--- Dataset rows ---
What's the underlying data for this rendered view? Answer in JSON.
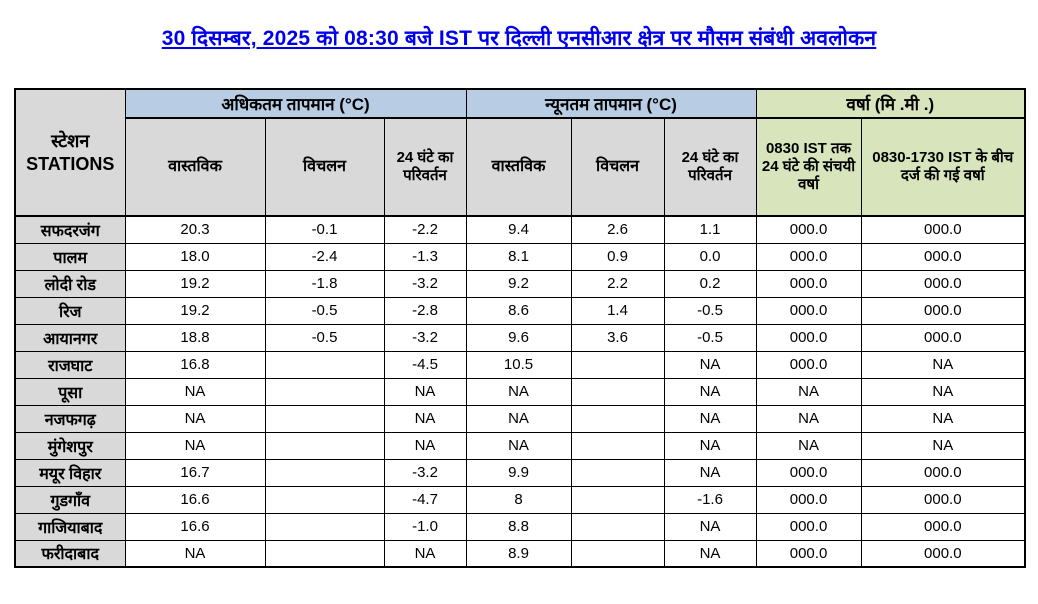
{
  "title": "30 दिसम्बर, 2025 को 08:30 बजे IST पर दिल्ली एनसीआर क्षेत्र पर मौसम संबंधी अवलोकन",
  "colors": {
    "title_text": "#0000ee",
    "temp_group_header_bg": "#b8cce4",
    "rain_group_header_bg": "#d7e4bc",
    "station_and_subheader_bg": "#d9d9d9",
    "grid_border": "#000000"
  },
  "table": {
    "station_header_line1": "स्टेशन",
    "station_header_line2": "STATIONS",
    "groups": [
      {
        "label": "अधिकतम तापमान  (°C)"
      },
      {
        "label": "न्यूनतम तापमान  (°C)"
      },
      {
        "label": "वर्षा  (मि .मी .)"
      }
    ],
    "sub_headers": [
      "वास्तविक",
      "विचलन",
      "24 घंटे का परिवर्तन",
      "वास्तविक",
      "विचलन",
      "24 घंटे का परिवर्तन",
      "0830 IST तक 24 घंटे की संचयी वर्षा",
      "0830-1730 IST के बीच दर्ज की गई वर्षा"
    ],
    "rows": [
      {
        "station": "सफदरजंग",
        "values": [
          "20.3",
          "-0.1",
          "-2.2",
          "9.4",
          "2.6",
          "1.1",
          "000.0",
          "000.0"
        ]
      },
      {
        "station": "पालम",
        "values": [
          "18.0",
          "-2.4",
          "-1.3",
          "8.1",
          "0.9",
          "0.0",
          "000.0",
          "000.0"
        ]
      },
      {
        "station": "लोदी रोड",
        "values": [
          "19.2",
          "-1.8",
          "-3.2",
          "9.2",
          "2.2",
          "0.2",
          "000.0",
          "000.0"
        ]
      },
      {
        "station": "रिज",
        "values": [
          "19.2",
          "-0.5",
          "-2.8",
          "8.6",
          "1.4",
          "-0.5",
          "000.0",
          "000.0"
        ]
      },
      {
        "station": "आयानगर",
        "values": [
          "18.8",
          "-0.5",
          "-3.2",
          "9.6",
          "3.6",
          "-0.5",
          "000.0",
          "000.0"
        ]
      },
      {
        "station": "राजघाट",
        "values": [
          "16.8",
          "",
          "-4.5",
          "10.5",
          "",
          "NA",
          "000.0",
          "NA"
        ]
      },
      {
        "station": "पूसा",
        "values": [
          "NA",
          "",
          "NA",
          "NA",
          "",
          "NA",
          "NA",
          "NA"
        ]
      },
      {
        "station": "नजफगढ़",
        "values": [
          "NA",
          "",
          "NA",
          "NA",
          "",
          "NA",
          "NA",
          "NA"
        ]
      },
      {
        "station": "मुंगेशपुर",
        "values": [
          "NA",
          "",
          "NA",
          "NA",
          "",
          "NA",
          "NA",
          "NA"
        ]
      },
      {
        "station": "मयूर विहार",
        "values": [
          "16.7",
          "",
          "-3.2",
          "9.9",
          "",
          "NA",
          "000.0",
          "000.0"
        ]
      },
      {
        "station": "गुडगाँव",
        "values": [
          "16.6",
          "",
          "-4.7",
          "8",
          "",
          "-1.6",
          "000.0",
          "000.0"
        ]
      },
      {
        "station": "गाजियाबाद",
        "values": [
          "16.6",
          "",
          "-1.0",
          "8.8",
          "",
          "NA",
          "000.0",
          "000.0"
        ]
      },
      {
        "station": "फरीदाबाद",
        "values": [
          "NA",
          "",
          "NA",
          "8.9",
          "",
          "NA",
          "000.0",
          "000.0"
        ]
      }
    ]
  }
}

--- What the exercise asks ---
Reply with one number only: the count of lines in the entries that contain "label".

--- Exercise output ---
3